*Excerpted data*
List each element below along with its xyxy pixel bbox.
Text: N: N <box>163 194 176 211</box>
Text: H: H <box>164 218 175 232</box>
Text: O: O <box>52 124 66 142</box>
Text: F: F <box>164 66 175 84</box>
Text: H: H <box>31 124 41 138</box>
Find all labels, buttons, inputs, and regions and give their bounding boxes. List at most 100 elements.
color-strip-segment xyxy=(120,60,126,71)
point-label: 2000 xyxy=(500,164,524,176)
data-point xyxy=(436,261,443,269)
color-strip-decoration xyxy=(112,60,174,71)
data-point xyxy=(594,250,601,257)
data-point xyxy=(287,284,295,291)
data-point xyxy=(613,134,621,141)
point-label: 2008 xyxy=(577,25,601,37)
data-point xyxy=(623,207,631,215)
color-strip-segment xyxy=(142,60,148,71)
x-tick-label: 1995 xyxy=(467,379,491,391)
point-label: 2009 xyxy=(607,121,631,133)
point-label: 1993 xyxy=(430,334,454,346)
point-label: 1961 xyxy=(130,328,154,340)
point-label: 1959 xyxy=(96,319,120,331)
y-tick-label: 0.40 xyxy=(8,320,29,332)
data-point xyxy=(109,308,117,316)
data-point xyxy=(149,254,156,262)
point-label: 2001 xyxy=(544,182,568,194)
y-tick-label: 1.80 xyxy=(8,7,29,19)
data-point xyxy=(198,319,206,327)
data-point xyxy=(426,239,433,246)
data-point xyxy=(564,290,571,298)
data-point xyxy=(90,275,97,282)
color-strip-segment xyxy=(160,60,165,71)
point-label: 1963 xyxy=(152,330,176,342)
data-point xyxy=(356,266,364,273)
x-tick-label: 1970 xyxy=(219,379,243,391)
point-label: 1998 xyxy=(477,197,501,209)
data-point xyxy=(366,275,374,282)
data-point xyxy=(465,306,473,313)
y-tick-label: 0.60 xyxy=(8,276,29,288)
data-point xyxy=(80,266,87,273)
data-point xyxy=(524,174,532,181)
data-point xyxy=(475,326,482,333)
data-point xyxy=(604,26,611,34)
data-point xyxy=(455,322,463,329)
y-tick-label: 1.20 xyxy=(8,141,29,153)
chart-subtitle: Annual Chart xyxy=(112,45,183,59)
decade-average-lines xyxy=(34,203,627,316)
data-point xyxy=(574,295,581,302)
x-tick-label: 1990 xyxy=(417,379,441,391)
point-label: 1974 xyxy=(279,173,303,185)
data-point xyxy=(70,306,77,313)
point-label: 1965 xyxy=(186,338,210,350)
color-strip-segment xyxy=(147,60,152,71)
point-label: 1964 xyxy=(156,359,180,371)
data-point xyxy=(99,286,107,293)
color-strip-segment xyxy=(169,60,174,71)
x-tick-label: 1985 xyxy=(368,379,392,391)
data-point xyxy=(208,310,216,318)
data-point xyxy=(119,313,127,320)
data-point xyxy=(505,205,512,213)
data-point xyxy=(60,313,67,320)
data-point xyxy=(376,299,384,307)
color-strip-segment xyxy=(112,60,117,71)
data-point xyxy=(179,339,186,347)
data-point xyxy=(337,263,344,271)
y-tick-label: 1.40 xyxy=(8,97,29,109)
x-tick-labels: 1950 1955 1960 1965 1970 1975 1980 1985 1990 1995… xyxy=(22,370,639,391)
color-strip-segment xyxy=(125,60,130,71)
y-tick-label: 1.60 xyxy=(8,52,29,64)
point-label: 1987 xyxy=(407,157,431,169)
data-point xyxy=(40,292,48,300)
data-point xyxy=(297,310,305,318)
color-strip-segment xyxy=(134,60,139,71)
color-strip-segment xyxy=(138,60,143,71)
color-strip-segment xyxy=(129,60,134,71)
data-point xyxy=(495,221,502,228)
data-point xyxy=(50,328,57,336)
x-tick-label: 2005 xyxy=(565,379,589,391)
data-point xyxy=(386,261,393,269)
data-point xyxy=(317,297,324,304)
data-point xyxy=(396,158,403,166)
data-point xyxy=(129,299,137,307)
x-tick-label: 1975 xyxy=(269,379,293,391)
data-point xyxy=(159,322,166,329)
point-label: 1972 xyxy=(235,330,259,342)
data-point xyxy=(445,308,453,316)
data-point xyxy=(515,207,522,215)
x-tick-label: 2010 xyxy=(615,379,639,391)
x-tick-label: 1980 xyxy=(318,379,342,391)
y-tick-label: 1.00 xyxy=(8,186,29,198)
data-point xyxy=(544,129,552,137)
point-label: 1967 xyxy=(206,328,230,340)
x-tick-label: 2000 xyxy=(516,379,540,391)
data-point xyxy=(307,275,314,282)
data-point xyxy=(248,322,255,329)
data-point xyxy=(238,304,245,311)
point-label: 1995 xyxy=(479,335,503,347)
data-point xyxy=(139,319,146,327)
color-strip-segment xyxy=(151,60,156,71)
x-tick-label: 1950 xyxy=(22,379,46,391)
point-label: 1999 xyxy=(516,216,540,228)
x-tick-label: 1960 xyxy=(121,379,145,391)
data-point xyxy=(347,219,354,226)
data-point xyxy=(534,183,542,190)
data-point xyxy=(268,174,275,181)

*Exercise task*
Copy the items again from the very first line through the line that contains "chart-subtitle: Annual Chart", swapping every "data-point" for "plot-point" and keeping everything else the same.

*Full response*
List each element below along with its xyxy pixel bbox.
Text: N: N <box>163 194 176 211</box>
Text: H: H <box>164 218 175 232</box>
Text: O: O <box>52 124 66 142</box>
Text: F: F <box>164 66 175 84</box>
Text: H: H <box>31 124 41 138</box>
Find all labels, buttons, inputs, and regions and give their bounding boxes. List at most 100 elements.
color-strip-segment xyxy=(120,60,126,71)
point-label: 2000 xyxy=(500,164,524,176)
plot-point xyxy=(436,261,443,269)
color-strip-decoration xyxy=(112,60,174,71)
plot-point xyxy=(594,250,601,257)
plot-point xyxy=(287,284,295,291)
plot-point xyxy=(613,134,621,141)
point-label: 2008 xyxy=(577,25,601,37)
plot-point xyxy=(623,207,631,215)
color-strip-segment xyxy=(142,60,148,71)
x-tick-label: 1995 xyxy=(467,379,491,391)
point-label: 2009 xyxy=(607,121,631,133)
point-label: 1993 xyxy=(430,334,454,346)
point-label: 1961 xyxy=(130,328,154,340)
point-label: 1959 xyxy=(96,319,120,331)
y-tick-label: 0.40 xyxy=(8,320,29,332)
plot-point xyxy=(109,308,117,316)
plot-point xyxy=(149,254,156,262)
point-label: 2001 xyxy=(544,182,568,194)
y-tick-label: 1.80 xyxy=(8,7,29,19)
plot-point xyxy=(198,319,206,327)
plot-point xyxy=(426,239,433,246)
plot-point xyxy=(564,290,571,298)
plot-point xyxy=(90,275,97,282)
color-strip-segment xyxy=(160,60,165,71)
point-label: 1963 xyxy=(152,330,176,342)
plot-point xyxy=(356,266,364,273)
x-tick-label: 1970 xyxy=(219,379,243,391)
point-label: 1998 xyxy=(477,197,501,209)
plot-point xyxy=(366,275,374,282)
plot-point xyxy=(465,306,473,313)
y-tick-label: 0.60 xyxy=(8,276,29,288)
plot-point xyxy=(80,266,87,273)
plot-point xyxy=(524,174,532,181)
plot-point xyxy=(475,326,482,333)
plot-point xyxy=(604,26,611,34)
plot-point xyxy=(455,322,463,329)
y-tick-label: 1.20 xyxy=(8,141,29,153)
chart-subtitle: Annual Chart xyxy=(112,45,183,59)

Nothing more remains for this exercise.